INFORMATION SUPPLIED =
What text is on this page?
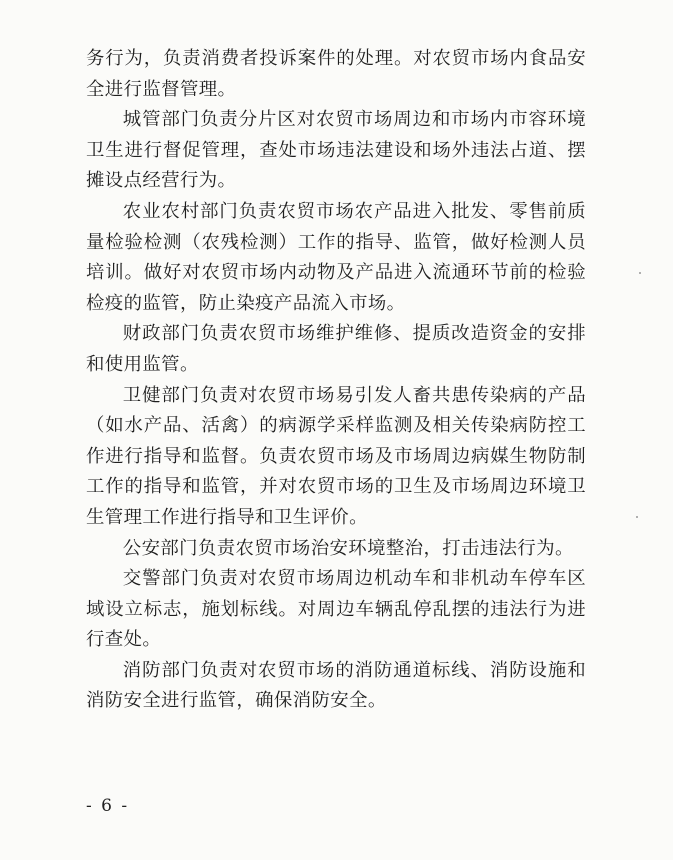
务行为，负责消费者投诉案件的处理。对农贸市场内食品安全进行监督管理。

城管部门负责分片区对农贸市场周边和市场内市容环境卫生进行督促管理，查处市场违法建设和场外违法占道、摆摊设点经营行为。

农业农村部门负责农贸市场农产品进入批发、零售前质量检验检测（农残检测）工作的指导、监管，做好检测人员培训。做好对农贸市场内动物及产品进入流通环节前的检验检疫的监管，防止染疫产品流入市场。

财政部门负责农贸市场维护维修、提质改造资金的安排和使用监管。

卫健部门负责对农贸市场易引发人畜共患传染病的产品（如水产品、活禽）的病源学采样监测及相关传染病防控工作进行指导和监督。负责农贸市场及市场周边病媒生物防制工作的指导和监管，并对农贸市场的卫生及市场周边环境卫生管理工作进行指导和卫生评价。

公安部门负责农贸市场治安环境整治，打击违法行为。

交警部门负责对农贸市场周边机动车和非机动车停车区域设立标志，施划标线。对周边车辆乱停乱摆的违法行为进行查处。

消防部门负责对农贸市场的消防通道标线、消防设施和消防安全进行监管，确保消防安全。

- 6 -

TASK GOAL = Write out each entry exactly as given, but skip the pictures.

FINISHED TASK =
What text is on this page?
务行为，负责消费者投诉案件的处理。对农贸市场内食品安全进行监督管理。

城管部门负责分片区对农贸市场周边和市场内市容环境卫生进行督促管理，查处市场违法建设和场外违法占道、摆摊设点经营行为。

农业农村部门负责农贸市场农产品进入批发、零售前质量检验检测（农残检测）工作的指导、监管，做好检测人员培训。做好对农贸市场内动物及产品进入流通环节前的检验检疫的监管，防止染疫产品流入市场。

财政部门负责农贸市场维护维修、提质改造资金的安排和使用监管。

卫健部门负责对农贸市场易引发人畜共患传染病的产品（如水产品、活禽）的病源学采样监测及相关传染病防控工作进行指导和监督。负责农贸市场及市场周边病媒生物防制工作的指导和监管，并对农贸市场的卫生及市场周边环境卫生管理工作进行指导和卫生评价。

公安部门负责农贸市场治安环境整治，打击违法行为。

交警部门负责对农贸市场周边机动车和非机动车停车区域设立标志，施划标线。对周边车辆乱停乱摆的违法行为进行查处。

消防部门负责对农贸市场的消防通道标线、消防设施和消防安全进行监管，确保消防安全。

- 6 -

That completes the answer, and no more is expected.